→ **課題 A**
アウトバウンドコールに関する本文によると、BtoBの新規開拓で「アウトバウンドコール」と言う場合、ほとんどは何を指しますか。
→ **課題 B**
アウトバウンドコールに関する本文では、インバウンドで成果を出していた担当者がアウトバウンドでは苦戦することが多いとされています。その理由を本文に沿って、一文から三文で説明してください。
→ **課題 C**
アウトバウンドコールに関する本文の続きを、最後の文のあとから書いてください。

→ **本文**
++++++++++

本記事では、アウトバウンドコールを立ち上げる、または見直そうとしている営業責任者・インサイドセールス担当者に向けて、定義と種類、インバウンドとの違い、KPIの設計、成功のコツ、よくある課題の対策、電話以外の手段との組み合わせまでを、コールセンター事業者や営業支援メディアの公開情報(2026年9月4日確認)に基づいてまとめました。

この記事でわかること
・アウトバウンドコールの定義と、テレアポ・テレマーケティング・既存フォローなど5つの業務の違い
・インバウンドコール、アウトバウンド営業との違い
・架電数・コンタクト率・アポ率・後処理時間など、KPIの組み立て方と計算例
・人・システム・ハイブリッドの3つの実施方法と、外注を判断する基準
・つながらない、断られる、担当者が疲弊する、という3つの課題への対策

アウトバウンドコールとは?定義と5つの業務

アウトバウンドコールとは、企業から既存顧客や見込み客に対して電話を発信し、商品・サービスの販売、アポイントの設定、顧客フォロー、アンケート調査などを行う業務である。顧客からの電話を受けるインバウンドコールと対になる言葉で、企業側が発信者になる点が共通の特徴です。

アウトバウンドコールに含まれる業務は、目的によって5つに分かれます。同じ「電話をかける」でも、KPIも必要なスキルも異なります。

業務相手目的主なKPI
テレアポ(テレフォンアポイント)新規の見込み客商談の日程を取るアポ獲得率
テレマーケティング新規・既存電話で販売まで完結する成約率
既存顧客フォロー既存顧客解約防止・追加提案継続率・アップセル率
電話調査顧客・一般満足度・ニーズの把握回答率
督促・案内既存顧客支払い・手続きの案内回収率・完了率

BtoBの新規開拓で「アウトバウンドコール」と言う場合、ほとんどはテレアポを指します。本記事もテレアポを中心に扱いますが、KPIの考え方や課題の対策は他の業務にも共通します。

インバウンドコールとの違い

インバウンドコールとアウトバウンドコールの違いは、発信者が顧客か企業かという点にあり、この違いが相手の温度感・必要なスキル・KPIのすべてを変える。

比較軸インバウンドコールアウトバウンドコール
発信者顧客企業
相手の状態用件があって電話してきている用件がなく、電話を待っていない
主な目的問い合わせ対応・受注・クレーム対応新規獲得・既存フォロー・調査
必要なスキル正確な回答・傾聴短時間で関心を引く・断りへの切り返し
KPI応答率・解決率・平均処理時間架電数・コンタクト率・アポ率
担当者の負荷件数の波に左右される断られ続ける心理的負荷

アウトバウンドでは、相手は電話を待っていません。最初の10秒で「誰が、何のために、どれくらいの時間を取るのか」を伝えられないと切られます。インバウンドで成果を出していた担当者が、アウトバウンドでは苦戦することが多いのは、このスキルの違いによります。

++++++++++

→ **表示資料**
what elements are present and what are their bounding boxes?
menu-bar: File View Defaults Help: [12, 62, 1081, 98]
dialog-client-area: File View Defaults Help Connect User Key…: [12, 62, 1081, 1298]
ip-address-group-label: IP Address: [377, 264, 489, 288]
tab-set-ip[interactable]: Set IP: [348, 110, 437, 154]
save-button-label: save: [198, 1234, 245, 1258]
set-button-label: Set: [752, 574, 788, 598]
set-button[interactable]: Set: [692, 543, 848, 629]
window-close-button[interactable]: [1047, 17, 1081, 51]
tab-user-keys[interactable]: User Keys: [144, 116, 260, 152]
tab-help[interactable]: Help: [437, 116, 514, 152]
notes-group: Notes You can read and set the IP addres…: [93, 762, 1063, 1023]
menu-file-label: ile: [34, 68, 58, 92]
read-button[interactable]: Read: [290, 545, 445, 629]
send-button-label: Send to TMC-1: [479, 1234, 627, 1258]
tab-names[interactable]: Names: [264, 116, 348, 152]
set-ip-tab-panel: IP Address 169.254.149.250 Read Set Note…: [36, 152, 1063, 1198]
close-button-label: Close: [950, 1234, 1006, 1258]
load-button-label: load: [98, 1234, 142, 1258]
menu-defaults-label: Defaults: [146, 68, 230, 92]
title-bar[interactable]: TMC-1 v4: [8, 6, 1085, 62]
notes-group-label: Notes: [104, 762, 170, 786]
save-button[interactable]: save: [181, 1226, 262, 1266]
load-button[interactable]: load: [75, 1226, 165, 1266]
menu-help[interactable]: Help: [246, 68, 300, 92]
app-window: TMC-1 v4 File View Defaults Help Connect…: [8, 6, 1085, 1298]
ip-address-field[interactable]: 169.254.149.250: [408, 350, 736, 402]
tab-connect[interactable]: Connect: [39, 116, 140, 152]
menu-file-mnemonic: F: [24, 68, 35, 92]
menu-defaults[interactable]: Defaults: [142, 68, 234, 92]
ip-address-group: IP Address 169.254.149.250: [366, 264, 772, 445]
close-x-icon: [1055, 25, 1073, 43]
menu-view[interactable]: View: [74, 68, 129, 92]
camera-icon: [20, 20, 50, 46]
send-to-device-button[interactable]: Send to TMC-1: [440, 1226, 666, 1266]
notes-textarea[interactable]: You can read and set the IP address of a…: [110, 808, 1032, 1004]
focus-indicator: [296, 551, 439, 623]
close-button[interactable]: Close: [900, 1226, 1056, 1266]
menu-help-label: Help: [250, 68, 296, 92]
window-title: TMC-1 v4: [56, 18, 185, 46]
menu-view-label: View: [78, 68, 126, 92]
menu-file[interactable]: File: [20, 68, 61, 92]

++++++++++

→ **回答欄 A**
ほとんどはテレアポを指します。

→ **回答欄 B**
必要なスキルが違うからです。アウトバウンドでは相手が電話を待っていないため、最初の10秒で「誰が、何のために、どれくらいの時間を取るのか」を伝えられないと切られてしまいます。

→ **回答欄 C**
アウトバウンド営業との違い

アウトバウンド営業は企業側から仕掛ける営業手法の総称で、アウトバウンドコールはそのうち電話で行うものを指す。アウトバウンド営業には、電話のほかに、問い合わせフォーム営業、メール、DM、飛び込み訪問、展示会での声かけなどが含まれます。手法の全体像はアウトバウンド営業の解説記事で整理しています。

この区別が実務で効くのは、電話が最適な手法かどうかを判断するときです。決裁者が電話に出にくい業種、受付で止まりやすい大企業、営業電話を明示的に断っている企業に対しては、電話以外の手法の方が接触率が高くなります。アウトバウンドコールを単独の施策として設計するのではなく、アウトバウンド営業の一手段として、他の手法と組み合わせる前提で設計するのが現実的です。

実施方法は3つ:人・システム・ハイブリッド

アウトバウンドコールの実施方法は、人が架電する方式、システムが架電する方式、両者を組み合わせるハイブリッド方式の3つに分かれる。

人による架電

担当者がリストを見ながら1件ずつ電話をかける方式です。相手の反応に合わせて話を変えられるため、商談化率は高くなります。一方で、1人が1日にかけられる件数には限りがあり、不在や話し中で通話に至らない時間も担当者の稼働として消費されます。

システムによる架電

システムによる架電には2種類あります。1つは、オートコールやプレディクティブダイヤラーのように、システムが自動発信してつながった通話だけを担当者に回す方式です。発信の待ち時間がなくなるため担当者1人あたりの通話数は増えますが、録音した自動音声を流すだけのオートコールは相手に不快感を与えやすく、BtoBの新規開拓には向きません。もう1つは、AIが相手と会話しながら受付対応や日程調整まで行う会話型のAI架電です。こちらは次の章で扱います。ツールの比較はAIテレアポツールの比較記事にまとめています。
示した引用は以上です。